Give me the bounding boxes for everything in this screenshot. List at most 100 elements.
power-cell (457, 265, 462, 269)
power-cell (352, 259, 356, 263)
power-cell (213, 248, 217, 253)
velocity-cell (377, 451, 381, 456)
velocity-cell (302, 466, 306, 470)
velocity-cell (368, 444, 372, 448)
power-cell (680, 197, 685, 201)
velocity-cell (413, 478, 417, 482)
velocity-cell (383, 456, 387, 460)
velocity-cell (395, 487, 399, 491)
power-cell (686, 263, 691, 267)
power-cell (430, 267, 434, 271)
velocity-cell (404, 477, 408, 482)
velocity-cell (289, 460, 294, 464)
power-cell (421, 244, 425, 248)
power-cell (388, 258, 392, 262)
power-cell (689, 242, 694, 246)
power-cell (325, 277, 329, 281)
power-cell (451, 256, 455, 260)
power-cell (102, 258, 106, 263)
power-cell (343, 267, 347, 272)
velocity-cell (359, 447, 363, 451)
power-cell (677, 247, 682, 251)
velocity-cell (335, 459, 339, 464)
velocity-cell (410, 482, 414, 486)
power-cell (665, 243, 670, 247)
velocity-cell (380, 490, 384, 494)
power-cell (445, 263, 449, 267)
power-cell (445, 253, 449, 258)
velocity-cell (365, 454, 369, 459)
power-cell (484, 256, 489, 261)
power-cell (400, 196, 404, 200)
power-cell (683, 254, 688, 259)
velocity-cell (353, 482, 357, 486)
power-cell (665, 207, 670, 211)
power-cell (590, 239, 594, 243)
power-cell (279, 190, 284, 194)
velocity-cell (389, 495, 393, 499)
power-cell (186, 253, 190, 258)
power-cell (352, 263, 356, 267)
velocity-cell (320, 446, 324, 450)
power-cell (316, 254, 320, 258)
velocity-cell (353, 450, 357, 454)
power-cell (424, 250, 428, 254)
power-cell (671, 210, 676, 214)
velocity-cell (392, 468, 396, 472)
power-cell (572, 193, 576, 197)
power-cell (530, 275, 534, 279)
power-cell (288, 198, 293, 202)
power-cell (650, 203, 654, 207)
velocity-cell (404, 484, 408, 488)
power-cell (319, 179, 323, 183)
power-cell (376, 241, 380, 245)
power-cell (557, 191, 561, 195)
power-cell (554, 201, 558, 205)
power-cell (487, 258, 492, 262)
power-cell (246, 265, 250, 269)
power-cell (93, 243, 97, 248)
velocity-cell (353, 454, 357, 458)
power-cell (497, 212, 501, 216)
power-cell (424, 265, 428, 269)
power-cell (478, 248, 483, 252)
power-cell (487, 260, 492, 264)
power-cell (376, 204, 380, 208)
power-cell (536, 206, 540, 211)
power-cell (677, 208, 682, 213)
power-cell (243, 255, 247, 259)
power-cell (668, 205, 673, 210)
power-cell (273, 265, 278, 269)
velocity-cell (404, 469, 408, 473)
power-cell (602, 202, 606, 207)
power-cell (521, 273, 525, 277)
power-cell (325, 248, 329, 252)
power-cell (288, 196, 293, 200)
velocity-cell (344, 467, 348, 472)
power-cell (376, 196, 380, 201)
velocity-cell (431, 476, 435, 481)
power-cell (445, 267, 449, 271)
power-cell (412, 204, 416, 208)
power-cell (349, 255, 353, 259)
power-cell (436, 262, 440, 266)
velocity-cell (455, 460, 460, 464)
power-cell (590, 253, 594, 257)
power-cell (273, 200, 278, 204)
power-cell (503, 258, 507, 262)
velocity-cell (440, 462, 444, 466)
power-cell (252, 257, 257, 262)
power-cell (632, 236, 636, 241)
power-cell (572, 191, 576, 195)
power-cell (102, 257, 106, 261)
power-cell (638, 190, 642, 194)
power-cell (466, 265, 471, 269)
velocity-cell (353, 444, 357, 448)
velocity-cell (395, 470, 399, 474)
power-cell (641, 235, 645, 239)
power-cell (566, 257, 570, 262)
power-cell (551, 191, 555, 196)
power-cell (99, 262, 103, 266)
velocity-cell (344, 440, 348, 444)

» Given request
Reproduce all of the records above line for line, without changing a single character.

» Output for this task
Give me the bounding boxes for everything in this screenshot. List at most 100 elements.
power-cell (457, 265, 462, 269)
power-cell (352, 259, 356, 263)
power-cell (213, 248, 217, 253)
velocity-cell (377, 451, 381, 456)
velocity-cell (302, 466, 306, 470)
velocity-cell (368, 444, 372, 448)
power-cell (680, 197, 685, 201)
velocity-cell (413, 478, 417, 482)
velocity-cell (383, 456, 387, 460)
velocity-cell (395, 487, 399, 491)
power-cell (686, 263, 691, 267)
power-cell (430, 267, 434, 271)
velocity-cell (404, 477, 408, 482)
velocity-cell (289, 460, 294, 464)
power-cell (421, 244, 425, 248)
power-cell (388, 258, 392, 262)
power-cell (689, 242, 694, 246)
power-cell (325, 277, 329, 281)
power-cell (451, 256, 455, 260)
power-cell (102, 258, 106, 263)
power-cell (343, 267, 347, 272)
velocity-cell (359, 447, 363, 451)
power-cell (677, 247, 682, 251)
velocity-cell (335, 459, 339, 464)
velocity-cell (410, 482, 414, 486)
power-cell (665, 243, 670, 247)
velocity-cell (380, 490, 384, 494)
power-cell (445, 263, 449, 267)
power-cell (445, 253, 449, 258)
velocity-cell (365, 454, 369, 459)
power-cell (484, 256, 489, 261)
power-cell (400, 196, 404, 200)
power-cell (683, 254, 688, 259)
velocity-cell (353, 482, 357, 486)
power-cell (665, 207, 670, 211)
power-cell (590, 239, 594, 243)
power-cell (279, 190, 284, 194)
velocity-cell (389, 495, 393, 499)
power-cell (186, 253, 190, 258)
power-cell (352, 263, 356, 267)
velocity-cell (320, 446, 324, 450)
power-cell (316, 254, 320, 258)
velocity-cell (353, 450, 357, 454)
power-cell (424, 250, 428, 254)
power-cell (671, 210, 676, 214)
velocity-cell (392, 468, 396, 472)
power-cell (572, 193, 576, 197)
power-cell (530, 275, 534, 279)
power-cell (288, 198, 293, 202)
power-cell (650, 203, 654, 207)
velocity-cell (404, 484, 408, 488)
power-cell (319, 179, 323, 183)
power-cell (376, 241, 380, 245)
power-cell (557, 191, 561, 195)
power-cell (554, 201, 558, 205)
power-cell (487, 258, 492, 262)
power-cell (246, 265, 250, 269)
power-cell (93, 243, 97, 248)
velocity-cell (353, 454, 357, 458)
power-cell (497, 212, 501, 216)
power-cell (424, 265, 428, 269)
power-cell (478, 248, 483, 252)
power-cell (487, 260, 492, 264)
power-cell (376, 204, 380, 208)
power-cell (536, 206, 540, 211)
power-cell (677, 208, 682, 213)
power-cell (243, 255, 247, 259)
power-cell (668, 205, 673, 210)
power-cell (273, 265, 278, 269)
velocity-cell (404, 469, 408, 473)
power-cell (602, 202, 606, 207)
power-cell (521, 273, 525, 277)
power-cell (325, 248, 329, 252)
power-cell (288, 196, 293, 200)
velocity-cell (344, 467, 348, 472)
power-cell (376, 196, 380, 201)
velocity-cell (431, 476, 435, 481)
power-cell (445, 267, 449, 271)
power-cell (412, 204, 416, 208)
power-cell (349, 255, 353, 259)
power-cell (436, 262, 440, 266)
velocity-cell (455, 460, 460, 464)
power-cell (590, 253, 594, 257)
power-cell (273, 200, 278, 204)
power-cell (503, 258, 507, 262)
velocity-cell (440, 462, 444, 466)
power-cell (252, 257, 257, 262)
power-cell (632, 236, 636, 241)
power-cell (572, 191, 576, 195)
power-cell (102, 257, 106, 261)
power-cell (638, 190, 642, 194)
power-cell (466, 265, 471, 269)
velocity-cell (353, 444, 357, 448)
velocity-cell (395, 470, 399, 474)
power-cell (641, 235, 645, 239)
power-cell (566, 257, 570, 262)
power-cell (551, 191, 555, 196)
power-cell (99, 262, 103, 266)
velocity-cell (344, 440, 348, 444)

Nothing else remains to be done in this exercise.